• Task description:
Set down all of the entries word for word, omitting the images they contain.

• Stored data:
(begin)

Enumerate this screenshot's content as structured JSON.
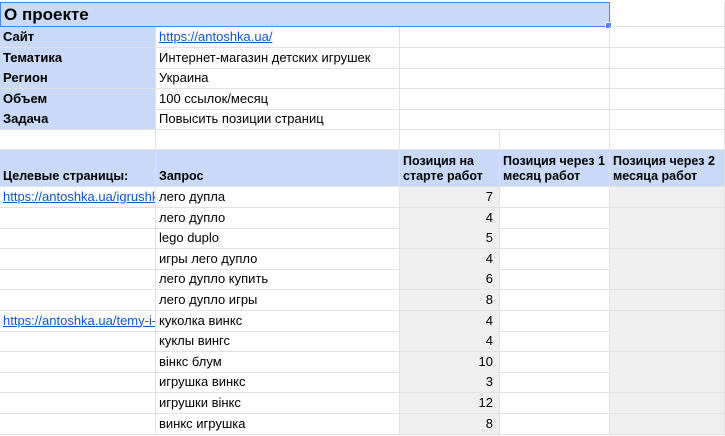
{
  "project": {
    "title": "О проекте",
    "rows": [
      {
        "label": "Сайт",
        "value": "https://antoshka.ua/",
        "is_link": true
      },
      {
        "label": "Тематика",
        "value": "Интернет-магазин детских игрушек"
      },
      {
        "label": "Регион",
        "value": "Украина"
      },
      {
        "label": "Объем",
        "value": "100 ссылок/месяц"
      },
      {
        "label": "Задача",
        "value": "Повысить позиции страниц"
      }
    ]
  },
  "table": {
    "headers": {
      "pages": "Целевые страницы:",
      "query": "Запрос",
      "start": "Позиция на старте работ",
      "month1": "Позиция через 1 месяц работ",
      "month2": "Позиция через 2 месяца работ"
    },
    "rows": [
      {
        "page": "https://antoshka.ua/igrushki",
        "query": "лего дупла",
        "start": "7"
      },
      {
        "page": "",
        "query": "лего дупло",
        "start": "4"
      },
      {
        "page": "",
        "query": "lego duplo",
        "start": "5"
      },
      {
        "page": "",
        "query": "игры лего дупло",
        "start": "4"
      },
      {
        "page": "",
        "query": "лего дупло купить",
        "start": "6"
      },
      {
        "page": "",
        "query": "лего дупло игры",
        "start": "8"
      },
      {
        "page": "https://antoshka.ua/temy-i-p",
        "query": "куколка винкс",
        "start": "4"
      },
      {
        "page": "",
        "query": "куклы вингс",
        "start": "4"
      },
      {
        "page": "",
        "query": "вінкс блум",
        "start": "10"
      },
      {
        "page": "",
        "query": "игрушка винкс",
        "start": "3"
      },
      {
        "page": "",
        "query": "игрушки вінкс",
        "start": "12"
      },
      {
        "page": "",
        "query": "винкс игрушка",
        "start": "8"
      }
    ]
  }
}
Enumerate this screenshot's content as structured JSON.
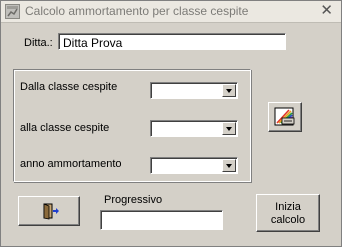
{
  "window": {
    "title": "Calcolo ammortamento per classe cespite"
  },
  "form": {
    "ditta_label": "Ditta.:",
    "ditta_value": "Ditta Prova",
    "dalla_label": "Dalla classe cespite",
    "dalla_value": "",
    "alla_label": "alla classe  cespite",
    "alla_value": "",
    "anno_label": "anno ammortamento",
    "anno_value": "",
    "progressivo_label": "Progressivo",
    "progressivo_value": ""
  },
  "buttons": {
    "inizia_line1": "Inizia",
    "inizia_line2": "calcolo"
  },
  "icons": {
    "app": "app-icon",
    "close": "close-icon",
    "report": "report-chart-icon",
    "exit": "exit-door-icon"
  }
}
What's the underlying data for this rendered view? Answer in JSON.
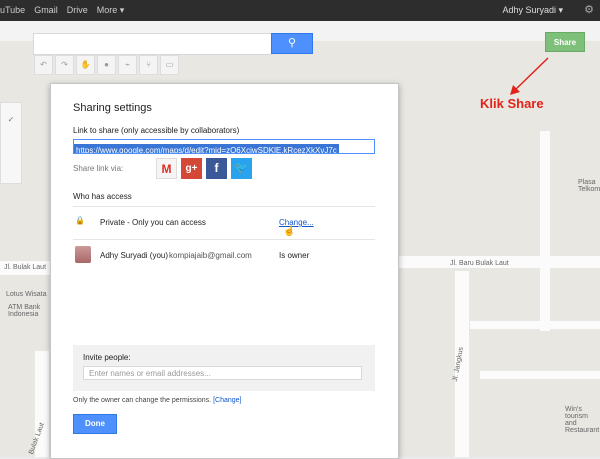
{
  "topbar": {
    "nav": [
      "uTube",
      "Gmail",
      "Drive",
      "More ▾"
    ],
    "user": "Adhy Suryadi ▾"
  },
  "map": {
    "labels": [
      "Jl. Baru Bulak Laut",
      "Jl. Bulak Laut",
      "Lotus Wisata",
      "ATM Bank Indonesia",
      "Plasa Telkom",
      "Jl. Jangkus",
      "Win's tourism and Restaurant",
      "Bulak Laut"
    ]
  },
  "share_button": "Share",
  "annotation": "Klik Share",
  "dialog": {
    "title": "Sharing settings",
    "link_label": "Link to share (only accessible by collaborators)",
    "link_value": "https://www.google.com/maps/d/edit?mid=zQ6XcjwSDKlE.kRcezXkXvJ7c",
    "share_via": "Share link via:",
    "social": [
      "gmail-icon",
      "google-plus-icon",
      "facebook-icon",
      "twitter-icon"
    ],
    "who_has_access": "Who has access",
    "access_row": {
      "label": "Private - Only you can access",
      "action": "Change..."
    },
    "owner_row": {
      "name": "Adhy Suryadi (you)",
      "email": "kompiajaib@gmail.com",
      "role": "Is owner"
    },
    "invite_label": "Invite people:",
    "invite_placeholder": "Enter names or email addresses...",
    "owner_note": "Only the owner can change the permissions.",
    "owner_note_link": "[Change]",
    "done": "Done"
  }
}
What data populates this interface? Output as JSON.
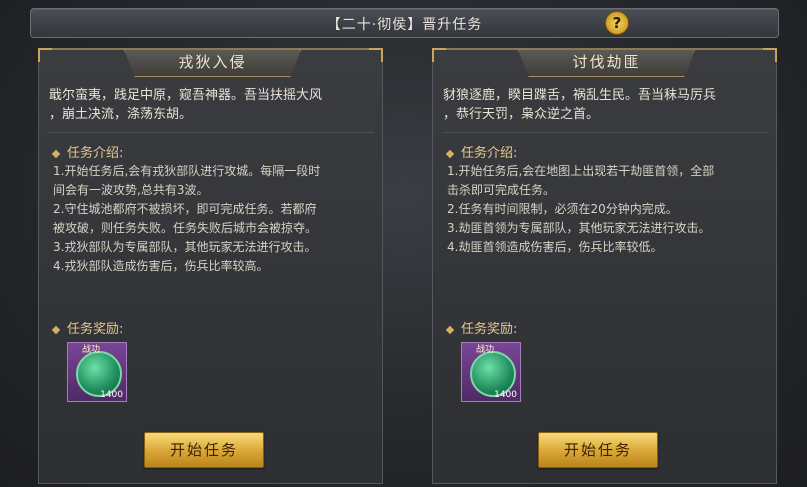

(end)

• Output for this task:
Enumerate this screenshot's content as structured JSON.
{
  "project": {
    "title": "О проекте",
    "rows": [
      {
        "label": "Сайт",
        "value": "https://antoshka.ua/",
        "is_link": true
      },
      {
        "label": "Тематика",
        "value": "Интернет-магазин детских игрушек"
      },
      {
        "label": "Регион",
        "value": "Украина"
      },
      {
        "label": "Объем",
        "value": "100 ссылок/месяц"
      },
      {
        "label": "Задача",
        "value": "Повысить позиции страниц"
      }
    ]
  },
  "table": {
    "headers": {
      "pages": "Целевые страницы:",
      "query": "Запрос",
      "start": "Позиция на старте работ",
      "month1": "Позиция через 1 месяц работ",
      "month2": "Позиция через 2 месяца работ"
    },
    "rows": [
      {
        "page": "https://antoshka.ua/igrushki",
        "query": "лего дупла",
        "start": "7"
      },
      {
        "page": "",
        "query": "лего дупло",
        "start": "4"
      },
      {
        "page": "",
        "query": "lego duplo",
        "start": "5"
      },
      {
        "page": "",
        "query": "игры лего дупло",
        "start": "4"
      },
      {
        "page": "",
        "query": "лего дупло купить",
        "start": "6"
      },
      {
        "page": "",
        "query": "лего дупло игры",
        "start": "8"
      },
      {
        "page": "https://antoshka.ua/temy-i-p",
        "query": "куколка винкс",
        "start": "4"
      },
      {
        "page": "",
        "query": "куклы вингс",
        "start": "4"
      },
      {
        "page": "",
        "query": "вінкс блум",
        "start": "10"
      },
      {
        "page": "",
        "query": "игрушка винкс",
        "start": "3"
      },
      {
        "page": "",
        "query": "игрушки вінкс",
        "start": "12"
      },
      {
        "page": "",
        "query": "винкс игрушка",
        "start": "8"
      }
    ]
  }
}
Enumerate this screenshot's content as structured JSON.
{
  "window": {
    "title": "Calcolo ammortamento per classe cespite"
  },
  "form": {
    "ditta_label": "Ditta.:",
    "ditta_value": "Ditta Prova",
    "dalla_label": "Dalla classe cespite",
    "dalla_value": "",
    "alla_label": "alla classe  cespite",
    "alla_value": "",
    "anno_label": "anno ammortamento",
    "anno_value": "",
    "progressivo_label": "Progressivo",
    "progressivo_value": ""
  },
  "buttons": {
    "inizia_line1": "Inizia",
    "inizia_line2": "calcolo"
  },
  "icons": {
    "app": "app-icon",
    "close": "close-icon",
    "report": "report-chart-icon",
    "exit": "exit-door-icon"
  }
}
What's the underlying data for this rendered view? Answer in JSON.
{
  "topbar": {
    "nav": [
      "uTube",
      "Gmail",
      "Drive",
      "More ▾"
    ],
    "user": "Adhy Suryadi ▾"
  },
  "map": {
    "labels": [
      "Jl. Baru Bulak Laut",
      "Jl. Bulak Laut",
      "Lotus Wisata",
      "ATM Bank Indonesia",
      "Plasa Telkom",
      "Jl. Jangkus",
      "Win's tourism and Restaurant",
      "Bulak Laut"
    ]
  },
  "share_button": "Share",
  "annotation": "Klik Share",
  "dialog": {
    "title": "Sharing settings",
    "link_label": "Link to share (only accessible by collaborators)",
    "link_value": "https://www.google.com/maps/d/edit?mid=zQ6XcjwSDKlE.kRcezXkXvJ7c",
    "share_via": "Share link via:",
    "social": [
      "gmail-icon",
      "google-plus-icon",
      "facebook-icon",
      "twitter-icon"
    ],
    "who_has_access": "Who has access",
    "access_row": {
      "label": "Private - Only you can access",
      "action": "Change..."
    },
    "owner_row": {
      "name": "Adhy Suryadi (you)",
      "email": "kompiajaib@gmail.com",
      "role": "Is owner"
    },
    "invite_label": "Invite people:",
    "invite_placeholder": "Enter names or email addresses...",
    "owner_note": "Only the owner can change the permissions.",
    "owner_note_link": "[Change]",
    "done": "Done"
  }
}
What data populates this interface? Output as JSON.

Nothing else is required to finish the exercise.